**Texto fornecido**

De seguida, um assessor questiona:
_ “Estão a falar em termos gerais, de temas que envolvem vários hospitais, ou de pedidos específicos que envolvem a instituição, nomeadamente de OCS regionais?”
— “Estou a falar de tudo”, responde o mesmo responsável da DE.
Nos gabinetes de comunicação de muitas unidades hospitalares sente-se o desconforto. As restrições de comunicação passam agora a incluir qualquer tema e qualquer órgão de comunicação, até os regionais.
Com décadas de trabalho na área da assessoria, um dos assessores contactados pelo Observador considera a situação “surreal e inédita”. “Disseram-nos: ‘Temos de falar a uma só voz’. Os presidentes dos conselhos de administração estão proibidos de falar.”
Ouça aqui o Direto ao Assunto com Xavier Barreto, presidente da Associação Portuguesa de Administradores Hospitalares
“Os hospitais não têm autonomia para comunicar?”, questionam assessores
Esta proibição “vai destruir a comunicação dos hospitais”, alerta a assessora de um grande hospital. “Já no tempo da ministra Marta Temido era assim. Tentavam o silêncio comunicacional. Mas não chegaram a este ponto”. Sob anonimato, esta responsável questiona: “Os hospitais não têm autonomia para comunicar? Isto é muito grave.”
“Como é que vamos fazer comunicação de crise assim?“, pergunta a mesma assessora, sublinhando a demora excessiva que o gabinete de imprensa da DE demonstra quando tem de responder aos assessores hospitalares. Segundo o Observador apurou, a assessoria de imprensa da DE conta com apenas três elementos, o que “torna impossível” responder a todos os pedidos, a que se juntam os que vêm diretamente dos órgãos de comunicação e não passam pelos hospitais.

**Excertos da listagem**
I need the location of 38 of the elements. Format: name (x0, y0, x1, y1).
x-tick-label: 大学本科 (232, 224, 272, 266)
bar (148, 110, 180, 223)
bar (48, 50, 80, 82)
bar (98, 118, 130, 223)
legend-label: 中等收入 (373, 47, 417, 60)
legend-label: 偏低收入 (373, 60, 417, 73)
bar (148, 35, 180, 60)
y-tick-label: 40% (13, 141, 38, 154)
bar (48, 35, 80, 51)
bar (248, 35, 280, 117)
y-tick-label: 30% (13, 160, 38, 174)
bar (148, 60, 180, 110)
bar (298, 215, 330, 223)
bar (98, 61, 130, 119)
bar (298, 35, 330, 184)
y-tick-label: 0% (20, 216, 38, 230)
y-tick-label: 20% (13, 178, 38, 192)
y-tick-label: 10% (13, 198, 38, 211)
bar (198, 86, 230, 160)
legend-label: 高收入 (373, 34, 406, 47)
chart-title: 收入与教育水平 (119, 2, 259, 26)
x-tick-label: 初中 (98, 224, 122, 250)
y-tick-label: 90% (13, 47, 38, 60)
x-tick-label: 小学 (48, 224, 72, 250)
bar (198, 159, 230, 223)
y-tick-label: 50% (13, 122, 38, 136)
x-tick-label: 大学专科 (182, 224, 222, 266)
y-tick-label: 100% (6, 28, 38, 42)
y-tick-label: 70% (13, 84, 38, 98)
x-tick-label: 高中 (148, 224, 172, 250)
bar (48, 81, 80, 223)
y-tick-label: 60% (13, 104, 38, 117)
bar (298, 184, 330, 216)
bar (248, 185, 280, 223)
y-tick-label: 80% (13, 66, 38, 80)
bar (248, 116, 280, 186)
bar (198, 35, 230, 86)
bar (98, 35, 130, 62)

**O que fazer**
a. No texto sobre a comunicação dos hospitais, quantos elementos tem a assessoria de imprensa da DE?
b. Prossiga o texto sobre a comunicação dos hospitais a partir da sua última frase.

**Respostas por ordem**
a. Apenas três elementos.

b.
Os assessores hospitalares contactados pelo Observador sublinham ainda outro ponto: a DE não tem, garantem, “base legal” para impôr estas restrições, uma vez que esta entidade não tem sequer estatutos aprovados, apesar de ter sido criada há mais de nove meses. Questionado sobre a demora na elaboração dos estatutos, o Ministério da Saúde prevê que “estejam aprovados até ao final do primeiro semestre de 2023”. A tutela justifica o atraso com o facto de se tratar “de um novo instituto, que envolve cuidadosa articulação com alterações a introduzir na orgânica de outras instituições do SNS”.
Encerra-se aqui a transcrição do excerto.